[GIVEN REQUEST]
List all lines of the data that include the string "Mscfd".

[ENTRIES SHOWN]

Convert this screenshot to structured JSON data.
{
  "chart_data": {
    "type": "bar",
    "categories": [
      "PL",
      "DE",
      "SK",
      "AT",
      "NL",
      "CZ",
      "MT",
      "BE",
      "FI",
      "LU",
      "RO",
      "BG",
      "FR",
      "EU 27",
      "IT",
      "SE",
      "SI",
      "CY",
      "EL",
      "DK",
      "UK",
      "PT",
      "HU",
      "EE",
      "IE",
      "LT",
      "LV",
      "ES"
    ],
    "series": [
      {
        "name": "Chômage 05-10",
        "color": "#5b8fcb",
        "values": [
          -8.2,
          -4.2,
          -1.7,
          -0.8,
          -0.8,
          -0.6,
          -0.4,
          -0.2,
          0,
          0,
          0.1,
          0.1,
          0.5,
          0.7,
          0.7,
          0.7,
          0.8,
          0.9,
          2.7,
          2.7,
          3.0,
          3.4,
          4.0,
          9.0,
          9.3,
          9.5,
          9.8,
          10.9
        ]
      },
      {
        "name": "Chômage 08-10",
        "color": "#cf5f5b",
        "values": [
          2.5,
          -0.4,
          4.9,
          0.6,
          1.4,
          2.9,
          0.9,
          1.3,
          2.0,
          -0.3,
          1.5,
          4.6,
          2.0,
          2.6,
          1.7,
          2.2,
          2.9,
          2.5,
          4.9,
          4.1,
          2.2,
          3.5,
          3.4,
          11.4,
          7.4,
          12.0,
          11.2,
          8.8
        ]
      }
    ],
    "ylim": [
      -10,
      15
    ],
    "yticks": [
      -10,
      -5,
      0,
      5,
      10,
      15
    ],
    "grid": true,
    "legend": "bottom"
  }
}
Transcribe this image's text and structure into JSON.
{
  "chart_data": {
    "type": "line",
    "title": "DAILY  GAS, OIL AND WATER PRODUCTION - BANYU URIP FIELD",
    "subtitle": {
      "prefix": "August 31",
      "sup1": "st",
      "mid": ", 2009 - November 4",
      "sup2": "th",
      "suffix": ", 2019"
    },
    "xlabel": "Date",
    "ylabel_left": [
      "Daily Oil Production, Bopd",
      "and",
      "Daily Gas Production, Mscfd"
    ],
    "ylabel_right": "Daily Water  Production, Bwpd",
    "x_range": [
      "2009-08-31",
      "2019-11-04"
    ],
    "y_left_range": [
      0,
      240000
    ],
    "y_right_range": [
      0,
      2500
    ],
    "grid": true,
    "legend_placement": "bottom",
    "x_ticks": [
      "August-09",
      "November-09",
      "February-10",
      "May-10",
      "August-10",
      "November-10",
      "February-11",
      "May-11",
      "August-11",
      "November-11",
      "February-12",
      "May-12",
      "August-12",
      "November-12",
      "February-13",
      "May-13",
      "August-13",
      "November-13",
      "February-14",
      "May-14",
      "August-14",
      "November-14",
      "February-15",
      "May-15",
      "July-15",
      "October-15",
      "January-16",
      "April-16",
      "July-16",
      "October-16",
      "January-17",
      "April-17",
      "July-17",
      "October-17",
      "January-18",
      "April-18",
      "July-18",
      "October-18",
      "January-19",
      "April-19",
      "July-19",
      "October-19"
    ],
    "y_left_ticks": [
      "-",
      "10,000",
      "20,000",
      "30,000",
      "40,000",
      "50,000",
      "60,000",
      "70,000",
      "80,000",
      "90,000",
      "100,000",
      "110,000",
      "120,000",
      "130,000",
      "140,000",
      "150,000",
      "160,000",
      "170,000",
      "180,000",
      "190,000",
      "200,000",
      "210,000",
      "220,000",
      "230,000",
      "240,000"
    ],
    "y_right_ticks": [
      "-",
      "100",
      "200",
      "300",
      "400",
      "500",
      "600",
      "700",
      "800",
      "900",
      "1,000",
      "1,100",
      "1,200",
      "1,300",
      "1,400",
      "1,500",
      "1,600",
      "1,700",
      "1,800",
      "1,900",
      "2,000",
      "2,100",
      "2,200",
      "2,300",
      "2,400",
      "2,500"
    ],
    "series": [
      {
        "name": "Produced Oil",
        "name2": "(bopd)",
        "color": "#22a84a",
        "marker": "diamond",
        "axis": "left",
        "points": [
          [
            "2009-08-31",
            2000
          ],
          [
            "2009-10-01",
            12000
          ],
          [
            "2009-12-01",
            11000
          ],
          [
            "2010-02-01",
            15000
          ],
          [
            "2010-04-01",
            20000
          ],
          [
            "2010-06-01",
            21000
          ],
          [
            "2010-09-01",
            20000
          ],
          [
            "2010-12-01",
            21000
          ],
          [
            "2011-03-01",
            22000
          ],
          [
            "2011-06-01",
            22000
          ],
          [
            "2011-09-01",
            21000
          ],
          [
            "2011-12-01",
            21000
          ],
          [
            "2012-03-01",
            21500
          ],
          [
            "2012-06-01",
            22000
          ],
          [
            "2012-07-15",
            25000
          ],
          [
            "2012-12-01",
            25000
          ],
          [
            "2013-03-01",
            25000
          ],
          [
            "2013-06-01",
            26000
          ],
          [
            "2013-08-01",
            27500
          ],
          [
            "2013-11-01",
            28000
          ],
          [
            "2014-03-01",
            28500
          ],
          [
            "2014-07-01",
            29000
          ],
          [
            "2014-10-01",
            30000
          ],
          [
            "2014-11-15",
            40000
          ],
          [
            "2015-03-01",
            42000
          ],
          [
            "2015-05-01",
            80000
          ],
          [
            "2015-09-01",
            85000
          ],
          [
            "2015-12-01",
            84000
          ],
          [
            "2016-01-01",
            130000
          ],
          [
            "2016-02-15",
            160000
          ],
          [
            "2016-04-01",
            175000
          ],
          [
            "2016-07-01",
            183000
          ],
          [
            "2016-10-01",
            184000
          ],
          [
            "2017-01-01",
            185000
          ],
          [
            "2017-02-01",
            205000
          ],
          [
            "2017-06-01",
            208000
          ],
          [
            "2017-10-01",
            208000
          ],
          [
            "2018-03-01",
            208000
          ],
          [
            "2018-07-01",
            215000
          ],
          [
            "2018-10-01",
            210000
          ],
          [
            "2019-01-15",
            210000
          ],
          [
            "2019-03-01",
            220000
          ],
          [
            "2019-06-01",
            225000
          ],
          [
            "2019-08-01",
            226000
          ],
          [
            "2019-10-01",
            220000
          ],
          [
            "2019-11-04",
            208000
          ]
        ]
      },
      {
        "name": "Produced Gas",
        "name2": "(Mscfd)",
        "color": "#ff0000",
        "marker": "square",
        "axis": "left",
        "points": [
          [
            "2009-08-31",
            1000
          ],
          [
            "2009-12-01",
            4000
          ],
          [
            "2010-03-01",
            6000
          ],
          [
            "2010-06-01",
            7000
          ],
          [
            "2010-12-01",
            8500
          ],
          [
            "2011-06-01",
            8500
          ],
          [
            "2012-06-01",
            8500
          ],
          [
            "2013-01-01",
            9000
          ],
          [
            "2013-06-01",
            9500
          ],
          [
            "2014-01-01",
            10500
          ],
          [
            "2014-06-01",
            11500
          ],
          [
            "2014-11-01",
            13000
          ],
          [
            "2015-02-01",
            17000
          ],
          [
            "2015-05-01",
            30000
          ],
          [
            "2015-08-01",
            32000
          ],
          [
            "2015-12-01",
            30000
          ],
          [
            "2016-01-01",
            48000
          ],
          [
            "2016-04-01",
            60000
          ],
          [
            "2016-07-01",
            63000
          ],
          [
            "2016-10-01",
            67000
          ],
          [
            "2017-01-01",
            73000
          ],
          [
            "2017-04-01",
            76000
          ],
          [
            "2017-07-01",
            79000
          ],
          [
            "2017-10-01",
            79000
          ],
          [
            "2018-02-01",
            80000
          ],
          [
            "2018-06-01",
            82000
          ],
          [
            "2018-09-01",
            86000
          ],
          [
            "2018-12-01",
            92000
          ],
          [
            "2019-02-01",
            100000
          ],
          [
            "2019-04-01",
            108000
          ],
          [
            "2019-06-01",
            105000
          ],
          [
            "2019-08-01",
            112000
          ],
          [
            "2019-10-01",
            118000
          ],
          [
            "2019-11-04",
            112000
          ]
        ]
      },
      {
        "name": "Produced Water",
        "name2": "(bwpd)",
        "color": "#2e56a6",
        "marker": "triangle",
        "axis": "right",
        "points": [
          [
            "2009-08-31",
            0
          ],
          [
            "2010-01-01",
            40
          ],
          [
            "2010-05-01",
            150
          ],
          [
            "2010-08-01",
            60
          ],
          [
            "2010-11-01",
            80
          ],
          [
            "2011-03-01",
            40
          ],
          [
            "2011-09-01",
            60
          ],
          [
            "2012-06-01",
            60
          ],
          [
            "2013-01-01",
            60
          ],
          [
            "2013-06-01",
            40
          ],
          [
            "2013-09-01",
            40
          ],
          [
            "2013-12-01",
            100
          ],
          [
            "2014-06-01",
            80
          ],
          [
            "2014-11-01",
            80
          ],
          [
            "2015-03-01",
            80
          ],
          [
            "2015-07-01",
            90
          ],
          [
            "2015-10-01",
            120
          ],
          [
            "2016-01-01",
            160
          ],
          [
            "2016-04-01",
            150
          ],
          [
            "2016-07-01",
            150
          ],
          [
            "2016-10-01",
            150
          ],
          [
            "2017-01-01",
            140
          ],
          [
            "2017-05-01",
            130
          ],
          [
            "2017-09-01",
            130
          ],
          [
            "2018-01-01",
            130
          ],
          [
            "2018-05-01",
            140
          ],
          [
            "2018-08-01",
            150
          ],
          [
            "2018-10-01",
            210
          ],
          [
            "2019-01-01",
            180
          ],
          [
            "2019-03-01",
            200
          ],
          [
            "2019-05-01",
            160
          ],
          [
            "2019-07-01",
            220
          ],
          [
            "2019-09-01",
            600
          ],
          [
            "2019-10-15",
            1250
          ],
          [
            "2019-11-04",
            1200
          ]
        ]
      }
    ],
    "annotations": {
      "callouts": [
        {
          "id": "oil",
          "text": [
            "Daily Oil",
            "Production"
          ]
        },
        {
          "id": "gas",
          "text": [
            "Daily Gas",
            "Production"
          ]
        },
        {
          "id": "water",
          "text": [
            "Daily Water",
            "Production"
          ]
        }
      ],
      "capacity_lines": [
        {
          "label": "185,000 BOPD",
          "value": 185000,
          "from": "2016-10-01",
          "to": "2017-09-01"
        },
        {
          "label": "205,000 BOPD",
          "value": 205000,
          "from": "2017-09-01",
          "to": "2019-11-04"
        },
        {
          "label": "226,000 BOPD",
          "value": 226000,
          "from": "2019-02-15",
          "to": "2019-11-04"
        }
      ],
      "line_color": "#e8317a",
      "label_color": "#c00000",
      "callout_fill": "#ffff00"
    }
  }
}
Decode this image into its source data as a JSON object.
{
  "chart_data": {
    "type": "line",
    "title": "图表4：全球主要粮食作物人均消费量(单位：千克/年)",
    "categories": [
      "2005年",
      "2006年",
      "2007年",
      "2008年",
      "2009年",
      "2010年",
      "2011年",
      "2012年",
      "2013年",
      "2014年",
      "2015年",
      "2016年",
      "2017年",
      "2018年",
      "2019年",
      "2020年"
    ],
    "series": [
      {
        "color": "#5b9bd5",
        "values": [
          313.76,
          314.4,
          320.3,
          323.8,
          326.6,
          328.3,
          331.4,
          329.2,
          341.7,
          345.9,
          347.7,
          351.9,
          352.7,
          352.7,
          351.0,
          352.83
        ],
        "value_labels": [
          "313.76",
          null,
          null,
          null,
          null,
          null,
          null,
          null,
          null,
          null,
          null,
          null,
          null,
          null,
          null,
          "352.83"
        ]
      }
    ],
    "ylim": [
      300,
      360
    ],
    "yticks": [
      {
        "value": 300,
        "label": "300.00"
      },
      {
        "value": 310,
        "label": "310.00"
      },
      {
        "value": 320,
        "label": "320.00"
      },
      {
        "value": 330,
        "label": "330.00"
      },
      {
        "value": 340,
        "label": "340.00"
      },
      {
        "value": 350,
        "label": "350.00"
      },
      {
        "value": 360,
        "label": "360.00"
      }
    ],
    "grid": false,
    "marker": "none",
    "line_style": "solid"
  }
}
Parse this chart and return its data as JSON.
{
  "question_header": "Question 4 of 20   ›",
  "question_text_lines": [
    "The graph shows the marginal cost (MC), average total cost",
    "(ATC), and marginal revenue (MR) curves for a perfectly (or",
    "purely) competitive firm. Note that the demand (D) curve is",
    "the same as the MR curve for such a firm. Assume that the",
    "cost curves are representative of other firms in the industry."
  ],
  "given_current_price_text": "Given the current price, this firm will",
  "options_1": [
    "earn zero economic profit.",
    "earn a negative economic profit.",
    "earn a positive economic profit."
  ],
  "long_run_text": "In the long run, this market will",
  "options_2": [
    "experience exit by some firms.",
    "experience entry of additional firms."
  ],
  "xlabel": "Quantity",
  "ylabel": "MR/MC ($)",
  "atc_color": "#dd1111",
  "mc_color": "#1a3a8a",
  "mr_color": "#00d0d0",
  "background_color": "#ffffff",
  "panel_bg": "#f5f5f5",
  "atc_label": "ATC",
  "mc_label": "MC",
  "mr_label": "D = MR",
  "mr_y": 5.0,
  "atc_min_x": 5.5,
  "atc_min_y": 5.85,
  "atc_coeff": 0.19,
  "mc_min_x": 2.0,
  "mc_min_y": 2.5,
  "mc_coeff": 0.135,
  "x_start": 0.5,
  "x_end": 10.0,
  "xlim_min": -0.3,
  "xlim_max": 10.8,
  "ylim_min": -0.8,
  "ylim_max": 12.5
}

[RESPONSE]
      "Daily Gas Production, Mscfd"
        "name2": "(Mscfd)",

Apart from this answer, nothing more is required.